**EXERCISE:**
Exclude the pictures, then copy all remaining records exactly.

begin DATASET EXCERPTS

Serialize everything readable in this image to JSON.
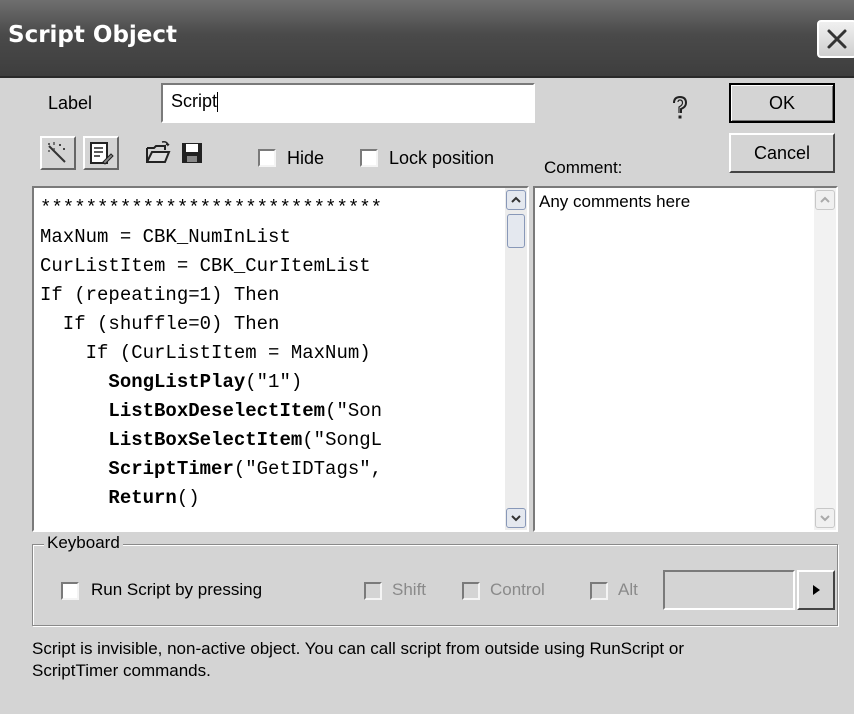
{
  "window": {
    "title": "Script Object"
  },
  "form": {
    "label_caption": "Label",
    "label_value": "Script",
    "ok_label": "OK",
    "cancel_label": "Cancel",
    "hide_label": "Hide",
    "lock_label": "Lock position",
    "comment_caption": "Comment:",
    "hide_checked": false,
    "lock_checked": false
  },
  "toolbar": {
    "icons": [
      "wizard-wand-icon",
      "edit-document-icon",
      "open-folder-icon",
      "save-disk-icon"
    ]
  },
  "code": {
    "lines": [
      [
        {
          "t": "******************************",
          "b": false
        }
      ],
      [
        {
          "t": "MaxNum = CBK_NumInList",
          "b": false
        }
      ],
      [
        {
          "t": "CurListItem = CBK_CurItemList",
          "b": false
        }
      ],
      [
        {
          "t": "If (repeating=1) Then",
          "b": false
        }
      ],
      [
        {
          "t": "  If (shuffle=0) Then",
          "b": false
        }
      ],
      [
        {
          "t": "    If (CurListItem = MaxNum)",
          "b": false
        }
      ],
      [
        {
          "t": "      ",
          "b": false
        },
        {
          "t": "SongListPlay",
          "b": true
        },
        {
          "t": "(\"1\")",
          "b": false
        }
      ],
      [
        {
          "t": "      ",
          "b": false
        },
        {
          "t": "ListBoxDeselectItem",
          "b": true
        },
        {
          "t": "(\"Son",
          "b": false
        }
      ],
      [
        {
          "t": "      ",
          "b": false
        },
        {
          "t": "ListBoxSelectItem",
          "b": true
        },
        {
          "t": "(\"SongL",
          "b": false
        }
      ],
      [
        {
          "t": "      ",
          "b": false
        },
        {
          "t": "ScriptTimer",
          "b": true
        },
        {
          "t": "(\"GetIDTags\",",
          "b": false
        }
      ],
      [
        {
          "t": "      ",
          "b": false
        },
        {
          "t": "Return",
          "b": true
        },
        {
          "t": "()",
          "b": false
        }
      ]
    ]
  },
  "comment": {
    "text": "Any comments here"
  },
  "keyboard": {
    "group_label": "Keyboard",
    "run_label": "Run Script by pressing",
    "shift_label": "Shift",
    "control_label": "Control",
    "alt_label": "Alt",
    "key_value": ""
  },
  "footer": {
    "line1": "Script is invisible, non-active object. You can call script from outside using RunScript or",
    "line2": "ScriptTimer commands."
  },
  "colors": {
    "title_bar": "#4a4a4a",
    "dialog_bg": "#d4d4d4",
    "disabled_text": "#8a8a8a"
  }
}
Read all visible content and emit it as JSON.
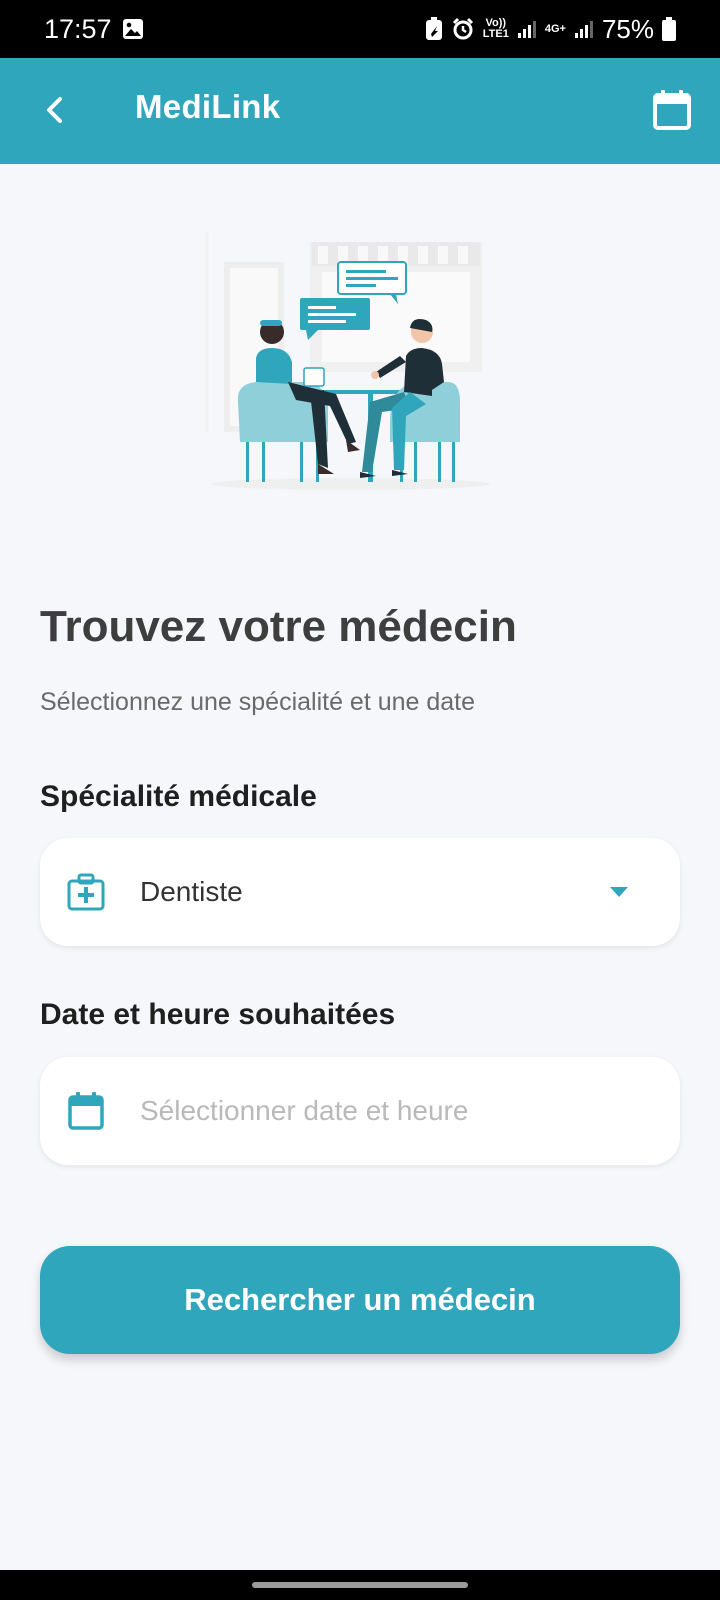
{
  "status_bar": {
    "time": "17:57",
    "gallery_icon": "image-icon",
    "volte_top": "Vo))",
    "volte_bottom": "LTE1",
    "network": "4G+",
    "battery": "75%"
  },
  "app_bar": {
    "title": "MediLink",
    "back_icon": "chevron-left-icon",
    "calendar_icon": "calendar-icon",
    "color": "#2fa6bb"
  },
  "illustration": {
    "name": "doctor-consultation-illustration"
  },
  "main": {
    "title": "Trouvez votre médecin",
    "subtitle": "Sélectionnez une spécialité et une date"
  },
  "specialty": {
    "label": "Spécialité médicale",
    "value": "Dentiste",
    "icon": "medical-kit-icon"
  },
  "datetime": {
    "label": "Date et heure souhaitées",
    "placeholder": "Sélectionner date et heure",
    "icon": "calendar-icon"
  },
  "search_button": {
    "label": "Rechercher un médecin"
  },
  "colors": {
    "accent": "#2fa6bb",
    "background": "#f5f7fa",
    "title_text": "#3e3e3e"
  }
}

end DATASET EXCERPTS

**WRITTEN ANSWER:**
Serialize everything readable in this image to JSON.
{
  "window": {
    "title": "Script Object"
  },
  "form": {
    "label_caption": "Label",
    "label_value": "Script",
    "ok_label": "OK",
    "cancel_label": "Cancel",
    "hide_label": "Hide",
    "lock_label": "Lock position",
    "comment_caption": "Comment:",
    "hide_checked": false,
    "lock_checked": false
  },
  "toolbar": {
    "icons": [
      "wizard-wand-icon",
      "edit-document-icon",
      "open-folder-icon",
      "save-disk-icon"
    ]
  },
  "code": {
    "lines": [
      [
        {
          "t": "******************************",
          "b": false
        }
      ],
      [
        {
          "t": "MaxNum = CBK_NumInList",
          "b": false
        }
      ],
      [
        {
          "t": "CurListItem = CBK_CurItemList",
          "b": false
        }
      ],
      [
        {
          "t": "If (repeating=1) Then",
          "b": false
        }
      ],
      [
        {
          "t": "  If (shuffle=0) Then",
          "b": false
        }
      ],
      [
        {
          "t": "    If (CurListItem = MaxNum)",
          "b": false
        }
      ],
      [
        {
          "t": "      ",
          "b": false
        },
        {
          "t": "SongListPlay",
          "b": true
        },
        {
          "t": "(\"1\")",
          "b": false
        }
      ],
      [
        {
          "t": "      ",
          "b": false
        },
        {
          "t": "ListBoxDeselectItem",
          "b": true
        },
        {
          "t": "(\"Son",
          "b": false
        }
      ],
      [
        {
          "t": "      ",
          "b": false
        },
        {
          "t": "ListBoxSelectItem",
          "b": true
        },
        {
          "t": "(\"SongL",
          "b": false
        }
      ],
      [
        {
          "t": "      ",
          "b": false
        },
        {
          "t": "ScriptTimer",
          "b": true
        },
        {
          "t": "(\"GetIDTags\",",
          "b": false
        }
      ],
      [
        {
          "t": "      ",
          "b": false
        },
        {
          "t": "Return",
          "b": true
        },
        {
          "t": "()",
          "b": false
        }
      ]
    ]
  },
  "comment": {
    "text": "Any comments here"
  },
  "keyboard": {
    "group_label": "Keyboard",
    "run_label": "Run Script by pressing",
    "shift_label": "Shift",
    "control_label": "Control",
    "alt_label": "Alt",
    "key_value": ""
  },
  "footer": {
    "line1": "Script is invisible, non-active object. You can call script from outside using RunScript or",
    "line2": "ScriptTimer commands."
  },
  "colors": {
    "title_bar": "#4a4a4a",
    "dialog_bg": "#d4d4d4",
    "disabled_text": "#8a8a8a"
  }
}
Read all visible content and emit it as JSON.
{
  "status_bar": {
    "time": "17:57",
    "gallery_icon": "image-icon",
    "volte_top": "Vo))",
    "volte_bottom": "LTE1",
    "network": "4G+",
    "battery": "75%"
  },
  "app_bar": {
    "title": "MediLink",
    "back_icon": "chevron-left-icon",
    "calendar_icon": "calendar-icon",
    "color": "#2fa6bb"
  },
  "illustration": {
    "name": "doctor-consultation-illustration"
  },
  "main": {
    "title": "Trouvez votre médecin",
    "subtitle": "Sélectionnez une spécialité et une date"
  },
  "specialty": {
    "label": "Spécialité médicale",
    "value": "Dentiste",
    "icon": "medical-kit-icon"
  },
  "datetime": {
    "label": "Date et heure souhaitées",
    "placeholder": "Sélectionner date et heure",
    "icon": "calendar-icon"
  },
  "search_button": {
    "label": "Rechercher un médecin"
  },
  "colors": {
    "accent": "#2fa6bb",
    "background": "#f5f7fa",
    "title_text": "#3e3e3e"
  }
}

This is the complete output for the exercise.